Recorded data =
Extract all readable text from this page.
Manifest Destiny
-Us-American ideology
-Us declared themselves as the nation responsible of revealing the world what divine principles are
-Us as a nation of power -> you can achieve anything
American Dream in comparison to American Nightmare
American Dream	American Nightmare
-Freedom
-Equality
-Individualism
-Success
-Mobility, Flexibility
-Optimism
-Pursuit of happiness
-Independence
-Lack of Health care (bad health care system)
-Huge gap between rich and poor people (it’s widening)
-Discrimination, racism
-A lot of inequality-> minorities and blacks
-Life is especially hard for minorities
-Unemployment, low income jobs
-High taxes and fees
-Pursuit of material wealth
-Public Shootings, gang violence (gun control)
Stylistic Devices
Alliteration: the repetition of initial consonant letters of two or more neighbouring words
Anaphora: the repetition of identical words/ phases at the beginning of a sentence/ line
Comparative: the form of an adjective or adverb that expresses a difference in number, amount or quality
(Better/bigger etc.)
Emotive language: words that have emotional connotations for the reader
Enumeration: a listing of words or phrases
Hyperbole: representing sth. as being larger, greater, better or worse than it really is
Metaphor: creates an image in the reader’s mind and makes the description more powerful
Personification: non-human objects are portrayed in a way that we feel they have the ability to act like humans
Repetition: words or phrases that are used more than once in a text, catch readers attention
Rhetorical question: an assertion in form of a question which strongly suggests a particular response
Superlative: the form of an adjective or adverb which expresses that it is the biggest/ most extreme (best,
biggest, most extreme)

Required work = Make an exact copy of the records.

Expected output =
Extract all readable text from this page.
Manifest Destiny
-Us-American ideology
-Us declared themselves as the nation responsible of revealing the world what divine principles are
-Us as a nation of power -> you can achieve anything
American Dream in comparison to American Nightmare
American Dream	American Nightmare
-Freedom
-Equality
-Individualism
-Success
-Mobility, Flexibility
-Optimism
-Pursuit of happiness
-Independence
-Lack of Health care (bad health care system)
-Huge gap between rich and poor people (it’s widening)
-Discrimination, racism
-A lot of inequality-> minorities and blacks
-Life is especially hard for minorities
-Unemployment, low income jobs
-High taxes and fees
-Pursuit of material wealth
-Public Shootings, gang violence (gun control)
Stylistic Devices
Alliteration: the repetition of initial consonant letters of two or more neighbouring words
Anaphora: the repetition of identical words/ phases at the beginning of a sentence/ line
Comparative: the form of an adjective or adverb that expresses a difference in number, amount or quality
(Better/bigger etc.)
Emotive language: words that have emotional connotations for the reader
Enumeration: a listing of words or phrases
Hyperbole: representing sth. as being larger, greater, better or worse than it really is
Metaphor: creates an image in the reader’s mind and makes the description more powerful
Personification: non-human objects are portrayed in a way that we feel they have the ability to act like humans
Repetition: words or phrases that are used more than once in a text, catch readers attention
Rhetorical question: an assertion in form of a question which strongly suggests a particular response
Superlative: the form of an adjective or adverb which expresses that it is the biggest/ most extreme (best,
biggest, most extreme)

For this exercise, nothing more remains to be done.